• TASK TO CARRY OUT
Pull out every line below that holds the word "martensita".

• DATA FOR THIS TASK

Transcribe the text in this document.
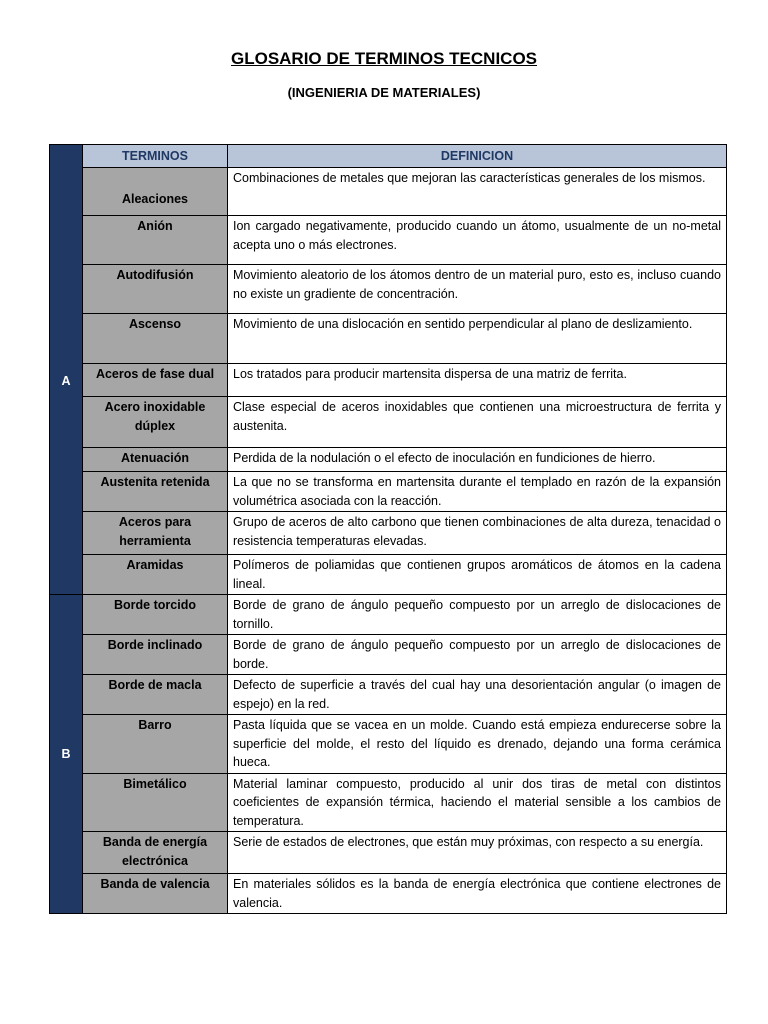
GLOSARIO DE TERMINOS TECNICOS
(INGENIERIA DE MATERIALES)
	TERMINOS	DEFINICION
A	Aleaciones	Combinaciones de metales que mejoran las características generales de los mismos.
	Anión	Ion cargado negativamente, producido cuando un átomo, usualmente de un no-metal acepta uno o más electrones.
	Autodifusión	Movimiento aleatorio de los átomos dentro de un material puro, esto es, incluso cuando no existe un gradiente de concentración.
	Ascenso	Movimiento de una dislocación en sentido perpendicular al plano de deslizamiento.
	Aceros de fase dual	Los tratados para producir martensita dispersa de una matriz de ferrita.
	Acero inoxidable dúplex	Clase especial de aceros inoxidables que contienen una microestructura de ferrita y austenita.
	Atenuación	Perdida de la nodulación o el efecto de inoculación en fundiciones de hierro.
	Austenita retenida	La que no se transforma en martensita durante el templado en razón de la expansión volumétrica asociada con la reacción.
	Aceros para herramienta	Grupo de aceros de alto carbono que tienen combinaciones de alta dureza, tenacidad o resistencia temperaturas elevadas.
	Aramidas	Polímeros de poliamidas que contienen grupos aromáticos de átomos en la cadena lineal.
B	Borde torcido	Borde de grano de ángulo pequeño compuesto por un arreglo de dislocaciones de tornillo.
	Borde inclinado	Borde de grano de ángulo pequeño compuesto por un arreglo de dislocaciones de borde.
	Borde de macla	Defecto de superficie a través del cual hay una desorientación angular (o imagen de espejo) en la red.
	Barro	Pasta líquida que se vacea en un molde. Cuando está empieza endurecerse sobre la superficie del molde, el resto del líquido es drenado, dejando una forma cerámica hueca.
	Bimetálico	Material laminar compuesto, producido al unir dos tiras de metal con distintos coeficientes de expansión térmica, haciendo el material sensible a los cambios de temperatura.
	Banda de energía electrónica	Serie de estados de electrones, que están muy próximas, con respecto a su energía.
	Banda de valencia	En materiales sólidos es la banda de energía electrónica que contiene electrones de valencia.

• COMPLETE ANSWER
	Aceros de fase dual	Los tratados para producir martensita dispersa de una matriz de ferrita.
	Austenita retenida	La que no se transforma en martensita durante el templado en razón de la expansión volumétrica asociada con la reacción.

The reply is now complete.